(Structured figure records)
§

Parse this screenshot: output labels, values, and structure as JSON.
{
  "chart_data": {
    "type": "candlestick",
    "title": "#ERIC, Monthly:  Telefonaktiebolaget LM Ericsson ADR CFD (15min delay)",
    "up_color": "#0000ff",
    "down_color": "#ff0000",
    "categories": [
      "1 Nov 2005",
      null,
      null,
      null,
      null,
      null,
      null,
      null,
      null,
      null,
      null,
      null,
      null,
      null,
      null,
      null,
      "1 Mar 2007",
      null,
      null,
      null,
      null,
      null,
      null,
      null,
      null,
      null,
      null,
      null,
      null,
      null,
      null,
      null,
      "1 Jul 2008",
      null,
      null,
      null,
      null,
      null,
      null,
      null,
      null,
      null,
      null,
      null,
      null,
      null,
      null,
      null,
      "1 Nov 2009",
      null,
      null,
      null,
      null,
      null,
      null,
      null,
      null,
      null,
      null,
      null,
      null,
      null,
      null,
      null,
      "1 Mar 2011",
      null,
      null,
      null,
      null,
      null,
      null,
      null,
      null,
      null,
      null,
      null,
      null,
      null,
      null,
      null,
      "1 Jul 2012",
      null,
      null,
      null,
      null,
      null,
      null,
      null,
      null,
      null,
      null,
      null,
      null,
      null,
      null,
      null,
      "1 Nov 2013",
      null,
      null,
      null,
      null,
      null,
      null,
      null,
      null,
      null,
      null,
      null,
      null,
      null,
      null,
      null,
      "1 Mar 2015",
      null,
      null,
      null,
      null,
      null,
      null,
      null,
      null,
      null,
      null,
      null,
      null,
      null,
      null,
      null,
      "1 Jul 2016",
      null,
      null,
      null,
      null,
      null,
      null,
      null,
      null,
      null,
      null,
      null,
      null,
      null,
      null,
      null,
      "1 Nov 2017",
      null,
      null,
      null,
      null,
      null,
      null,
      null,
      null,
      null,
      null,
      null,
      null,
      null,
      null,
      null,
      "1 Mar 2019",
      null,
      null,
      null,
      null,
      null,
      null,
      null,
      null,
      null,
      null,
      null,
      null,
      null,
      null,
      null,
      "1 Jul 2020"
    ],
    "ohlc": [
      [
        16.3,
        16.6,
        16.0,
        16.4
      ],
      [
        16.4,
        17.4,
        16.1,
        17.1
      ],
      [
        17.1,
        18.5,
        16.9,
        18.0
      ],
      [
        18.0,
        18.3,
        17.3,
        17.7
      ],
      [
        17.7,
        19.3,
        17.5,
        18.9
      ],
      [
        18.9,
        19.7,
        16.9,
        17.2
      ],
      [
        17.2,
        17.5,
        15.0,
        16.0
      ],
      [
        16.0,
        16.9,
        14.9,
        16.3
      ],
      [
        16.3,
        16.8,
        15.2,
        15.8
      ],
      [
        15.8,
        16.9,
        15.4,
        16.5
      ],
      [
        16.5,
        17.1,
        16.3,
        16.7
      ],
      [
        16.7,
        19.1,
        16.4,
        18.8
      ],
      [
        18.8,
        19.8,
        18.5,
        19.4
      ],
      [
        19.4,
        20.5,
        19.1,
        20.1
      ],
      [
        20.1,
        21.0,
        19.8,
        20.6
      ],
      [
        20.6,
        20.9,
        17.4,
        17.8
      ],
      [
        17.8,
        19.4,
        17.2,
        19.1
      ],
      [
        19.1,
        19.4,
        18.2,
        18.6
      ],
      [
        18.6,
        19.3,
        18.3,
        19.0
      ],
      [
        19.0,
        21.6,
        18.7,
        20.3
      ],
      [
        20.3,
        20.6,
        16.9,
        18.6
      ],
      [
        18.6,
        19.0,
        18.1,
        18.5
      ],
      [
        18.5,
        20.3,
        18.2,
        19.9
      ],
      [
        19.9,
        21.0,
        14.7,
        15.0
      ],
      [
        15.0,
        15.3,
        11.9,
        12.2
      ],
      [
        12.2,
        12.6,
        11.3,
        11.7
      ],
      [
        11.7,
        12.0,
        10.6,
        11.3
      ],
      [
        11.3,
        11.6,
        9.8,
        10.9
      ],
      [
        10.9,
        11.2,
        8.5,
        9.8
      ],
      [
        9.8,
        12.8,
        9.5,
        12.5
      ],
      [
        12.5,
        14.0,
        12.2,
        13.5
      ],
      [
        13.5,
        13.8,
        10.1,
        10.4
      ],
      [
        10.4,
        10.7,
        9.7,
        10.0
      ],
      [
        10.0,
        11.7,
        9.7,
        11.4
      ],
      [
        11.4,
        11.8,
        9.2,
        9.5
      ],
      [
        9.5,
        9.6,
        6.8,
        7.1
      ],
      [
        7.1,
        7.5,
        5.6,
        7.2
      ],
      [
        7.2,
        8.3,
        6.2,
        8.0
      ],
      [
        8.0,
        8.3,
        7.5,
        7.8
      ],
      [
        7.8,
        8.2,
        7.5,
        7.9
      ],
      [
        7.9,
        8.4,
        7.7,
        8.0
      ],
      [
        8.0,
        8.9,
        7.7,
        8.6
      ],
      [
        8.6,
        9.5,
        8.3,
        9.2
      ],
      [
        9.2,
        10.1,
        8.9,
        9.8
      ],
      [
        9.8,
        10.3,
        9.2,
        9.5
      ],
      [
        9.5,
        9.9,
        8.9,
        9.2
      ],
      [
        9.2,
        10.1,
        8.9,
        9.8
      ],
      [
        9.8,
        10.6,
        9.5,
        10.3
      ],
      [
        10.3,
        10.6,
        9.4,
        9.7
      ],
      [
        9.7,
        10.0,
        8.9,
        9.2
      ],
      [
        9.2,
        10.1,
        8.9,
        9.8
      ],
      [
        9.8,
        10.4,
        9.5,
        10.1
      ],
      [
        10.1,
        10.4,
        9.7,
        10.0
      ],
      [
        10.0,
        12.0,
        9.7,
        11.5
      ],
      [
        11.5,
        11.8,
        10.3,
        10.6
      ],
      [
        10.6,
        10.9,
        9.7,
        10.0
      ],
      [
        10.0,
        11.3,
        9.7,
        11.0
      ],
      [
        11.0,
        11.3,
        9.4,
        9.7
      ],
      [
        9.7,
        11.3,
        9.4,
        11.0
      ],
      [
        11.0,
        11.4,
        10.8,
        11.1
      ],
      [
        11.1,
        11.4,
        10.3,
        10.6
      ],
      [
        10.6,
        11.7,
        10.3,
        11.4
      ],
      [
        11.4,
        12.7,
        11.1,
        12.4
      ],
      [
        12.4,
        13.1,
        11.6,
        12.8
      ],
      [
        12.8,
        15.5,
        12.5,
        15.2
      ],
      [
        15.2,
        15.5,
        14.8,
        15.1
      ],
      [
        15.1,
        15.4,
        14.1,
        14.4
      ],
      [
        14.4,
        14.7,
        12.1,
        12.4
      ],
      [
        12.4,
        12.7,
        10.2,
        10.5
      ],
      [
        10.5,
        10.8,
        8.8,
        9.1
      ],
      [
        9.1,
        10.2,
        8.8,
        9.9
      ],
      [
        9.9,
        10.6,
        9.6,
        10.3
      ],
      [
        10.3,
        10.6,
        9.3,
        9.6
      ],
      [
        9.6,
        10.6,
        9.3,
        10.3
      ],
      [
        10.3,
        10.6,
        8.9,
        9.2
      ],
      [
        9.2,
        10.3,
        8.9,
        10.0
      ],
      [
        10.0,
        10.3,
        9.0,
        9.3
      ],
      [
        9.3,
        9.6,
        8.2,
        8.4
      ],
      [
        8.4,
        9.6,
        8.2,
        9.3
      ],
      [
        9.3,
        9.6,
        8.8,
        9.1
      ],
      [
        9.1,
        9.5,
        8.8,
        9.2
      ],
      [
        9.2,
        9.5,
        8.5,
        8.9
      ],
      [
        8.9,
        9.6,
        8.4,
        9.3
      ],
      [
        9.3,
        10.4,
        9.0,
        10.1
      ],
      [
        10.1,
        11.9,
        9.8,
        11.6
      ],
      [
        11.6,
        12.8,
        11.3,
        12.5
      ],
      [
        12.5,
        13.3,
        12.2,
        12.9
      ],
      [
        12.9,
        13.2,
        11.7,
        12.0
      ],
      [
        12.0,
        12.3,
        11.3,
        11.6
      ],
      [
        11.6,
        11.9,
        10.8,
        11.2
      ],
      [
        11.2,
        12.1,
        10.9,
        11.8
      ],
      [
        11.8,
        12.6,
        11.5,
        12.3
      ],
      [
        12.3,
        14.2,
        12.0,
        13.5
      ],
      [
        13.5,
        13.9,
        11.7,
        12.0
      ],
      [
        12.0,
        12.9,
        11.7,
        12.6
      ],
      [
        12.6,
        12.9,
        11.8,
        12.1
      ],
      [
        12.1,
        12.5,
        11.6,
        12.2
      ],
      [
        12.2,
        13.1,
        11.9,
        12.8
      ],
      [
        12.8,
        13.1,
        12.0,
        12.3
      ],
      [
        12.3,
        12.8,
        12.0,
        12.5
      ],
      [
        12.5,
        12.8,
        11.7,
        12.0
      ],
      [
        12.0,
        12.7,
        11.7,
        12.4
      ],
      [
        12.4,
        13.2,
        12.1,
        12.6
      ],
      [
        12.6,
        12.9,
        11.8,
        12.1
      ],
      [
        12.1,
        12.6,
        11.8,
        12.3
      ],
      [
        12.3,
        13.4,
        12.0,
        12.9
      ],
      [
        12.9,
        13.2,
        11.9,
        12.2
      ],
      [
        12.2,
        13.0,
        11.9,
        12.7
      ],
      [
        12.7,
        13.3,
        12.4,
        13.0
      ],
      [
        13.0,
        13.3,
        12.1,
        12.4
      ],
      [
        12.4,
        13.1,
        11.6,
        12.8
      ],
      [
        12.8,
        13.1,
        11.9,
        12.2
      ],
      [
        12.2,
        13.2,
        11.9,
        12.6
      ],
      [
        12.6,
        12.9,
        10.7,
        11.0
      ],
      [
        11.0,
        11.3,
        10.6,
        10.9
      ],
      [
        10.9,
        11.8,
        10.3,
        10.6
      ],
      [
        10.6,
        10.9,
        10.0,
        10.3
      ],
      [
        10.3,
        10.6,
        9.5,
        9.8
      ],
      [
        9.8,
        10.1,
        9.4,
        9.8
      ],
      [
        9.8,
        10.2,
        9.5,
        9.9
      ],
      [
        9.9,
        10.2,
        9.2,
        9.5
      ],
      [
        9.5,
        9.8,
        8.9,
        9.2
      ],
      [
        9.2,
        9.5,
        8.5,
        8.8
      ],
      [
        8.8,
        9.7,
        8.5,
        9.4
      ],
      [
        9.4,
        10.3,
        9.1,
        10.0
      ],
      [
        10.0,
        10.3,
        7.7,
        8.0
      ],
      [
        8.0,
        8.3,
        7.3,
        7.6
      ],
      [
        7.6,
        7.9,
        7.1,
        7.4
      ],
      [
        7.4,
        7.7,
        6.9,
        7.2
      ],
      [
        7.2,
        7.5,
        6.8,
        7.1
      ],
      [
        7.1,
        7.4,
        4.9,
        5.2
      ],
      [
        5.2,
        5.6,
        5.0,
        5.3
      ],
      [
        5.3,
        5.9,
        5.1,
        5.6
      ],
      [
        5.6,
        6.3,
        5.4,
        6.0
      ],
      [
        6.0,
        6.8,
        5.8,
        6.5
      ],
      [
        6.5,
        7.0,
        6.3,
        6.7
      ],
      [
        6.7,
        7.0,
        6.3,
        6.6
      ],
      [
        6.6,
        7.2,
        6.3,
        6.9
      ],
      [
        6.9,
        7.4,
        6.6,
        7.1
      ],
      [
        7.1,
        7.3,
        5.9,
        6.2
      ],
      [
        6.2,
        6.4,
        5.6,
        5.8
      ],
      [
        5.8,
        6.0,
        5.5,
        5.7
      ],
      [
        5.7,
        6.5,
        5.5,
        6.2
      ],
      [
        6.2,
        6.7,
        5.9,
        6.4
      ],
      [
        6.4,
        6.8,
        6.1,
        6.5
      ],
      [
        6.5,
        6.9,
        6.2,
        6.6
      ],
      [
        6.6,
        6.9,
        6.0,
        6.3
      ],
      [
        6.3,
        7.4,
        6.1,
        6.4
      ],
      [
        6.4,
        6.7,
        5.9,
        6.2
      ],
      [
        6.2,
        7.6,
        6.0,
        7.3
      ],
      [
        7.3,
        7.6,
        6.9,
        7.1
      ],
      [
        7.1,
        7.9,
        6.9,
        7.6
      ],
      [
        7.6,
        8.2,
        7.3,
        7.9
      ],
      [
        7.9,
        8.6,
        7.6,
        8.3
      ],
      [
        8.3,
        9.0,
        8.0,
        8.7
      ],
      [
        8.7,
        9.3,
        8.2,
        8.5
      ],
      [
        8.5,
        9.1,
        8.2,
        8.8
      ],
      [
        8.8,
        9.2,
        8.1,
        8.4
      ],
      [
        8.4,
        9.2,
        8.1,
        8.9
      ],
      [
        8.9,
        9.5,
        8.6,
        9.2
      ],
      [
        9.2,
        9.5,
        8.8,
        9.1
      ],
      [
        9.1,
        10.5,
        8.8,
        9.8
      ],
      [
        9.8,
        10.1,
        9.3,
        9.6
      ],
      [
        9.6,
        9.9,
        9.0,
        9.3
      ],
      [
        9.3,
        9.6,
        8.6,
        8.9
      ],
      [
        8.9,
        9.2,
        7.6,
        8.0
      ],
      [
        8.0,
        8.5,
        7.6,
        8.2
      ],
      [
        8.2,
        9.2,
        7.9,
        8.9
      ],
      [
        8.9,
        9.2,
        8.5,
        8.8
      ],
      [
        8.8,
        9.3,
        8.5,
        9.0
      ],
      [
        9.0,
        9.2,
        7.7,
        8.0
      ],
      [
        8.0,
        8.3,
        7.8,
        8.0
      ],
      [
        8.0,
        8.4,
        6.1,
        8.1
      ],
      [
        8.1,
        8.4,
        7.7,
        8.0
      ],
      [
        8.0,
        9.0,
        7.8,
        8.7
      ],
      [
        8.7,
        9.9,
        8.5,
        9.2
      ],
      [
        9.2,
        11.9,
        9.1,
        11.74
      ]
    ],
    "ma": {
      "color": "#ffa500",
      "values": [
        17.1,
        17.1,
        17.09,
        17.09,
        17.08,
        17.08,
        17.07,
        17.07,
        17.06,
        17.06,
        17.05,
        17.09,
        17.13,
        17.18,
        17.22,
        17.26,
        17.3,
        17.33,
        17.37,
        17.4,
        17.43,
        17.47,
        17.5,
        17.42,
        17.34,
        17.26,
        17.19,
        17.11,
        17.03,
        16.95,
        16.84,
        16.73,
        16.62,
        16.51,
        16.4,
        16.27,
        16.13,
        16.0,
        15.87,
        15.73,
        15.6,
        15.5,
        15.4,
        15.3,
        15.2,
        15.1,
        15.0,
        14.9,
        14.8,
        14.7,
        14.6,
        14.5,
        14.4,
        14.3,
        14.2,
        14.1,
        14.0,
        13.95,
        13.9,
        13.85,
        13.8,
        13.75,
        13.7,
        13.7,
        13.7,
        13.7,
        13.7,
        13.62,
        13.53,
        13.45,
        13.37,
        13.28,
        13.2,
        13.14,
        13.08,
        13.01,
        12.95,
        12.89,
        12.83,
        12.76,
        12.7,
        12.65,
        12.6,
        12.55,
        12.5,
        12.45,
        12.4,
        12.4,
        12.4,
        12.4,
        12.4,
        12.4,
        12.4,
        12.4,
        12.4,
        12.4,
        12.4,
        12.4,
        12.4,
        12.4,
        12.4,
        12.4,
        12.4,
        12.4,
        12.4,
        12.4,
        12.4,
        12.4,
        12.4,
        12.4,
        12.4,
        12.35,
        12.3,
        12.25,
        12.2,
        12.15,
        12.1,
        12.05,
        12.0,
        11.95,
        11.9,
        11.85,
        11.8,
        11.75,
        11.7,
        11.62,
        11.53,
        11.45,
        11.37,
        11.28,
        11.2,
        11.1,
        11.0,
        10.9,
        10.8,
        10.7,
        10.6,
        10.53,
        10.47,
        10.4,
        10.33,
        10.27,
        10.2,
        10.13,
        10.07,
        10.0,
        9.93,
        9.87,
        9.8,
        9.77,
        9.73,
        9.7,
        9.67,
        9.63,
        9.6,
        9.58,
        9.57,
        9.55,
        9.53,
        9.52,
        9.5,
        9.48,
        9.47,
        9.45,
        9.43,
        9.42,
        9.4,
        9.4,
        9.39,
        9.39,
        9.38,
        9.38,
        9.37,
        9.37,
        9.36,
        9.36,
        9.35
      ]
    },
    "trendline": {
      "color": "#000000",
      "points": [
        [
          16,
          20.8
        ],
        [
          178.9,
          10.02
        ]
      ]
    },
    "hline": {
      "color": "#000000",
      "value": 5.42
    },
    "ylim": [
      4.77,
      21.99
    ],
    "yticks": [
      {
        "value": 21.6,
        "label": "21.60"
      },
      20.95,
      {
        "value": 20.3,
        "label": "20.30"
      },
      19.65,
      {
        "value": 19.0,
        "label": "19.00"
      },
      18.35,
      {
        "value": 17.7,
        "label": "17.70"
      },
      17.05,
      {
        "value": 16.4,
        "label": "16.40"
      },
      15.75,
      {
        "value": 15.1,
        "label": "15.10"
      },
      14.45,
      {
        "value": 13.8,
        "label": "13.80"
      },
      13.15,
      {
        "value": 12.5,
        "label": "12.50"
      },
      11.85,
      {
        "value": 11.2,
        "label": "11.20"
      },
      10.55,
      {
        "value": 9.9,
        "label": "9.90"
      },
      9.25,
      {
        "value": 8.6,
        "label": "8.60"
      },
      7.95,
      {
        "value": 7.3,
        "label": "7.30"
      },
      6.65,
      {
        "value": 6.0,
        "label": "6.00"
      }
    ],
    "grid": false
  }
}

§

- What is needed: Give only the number of lines in the entries above that contain the string "values".

- Task output: 2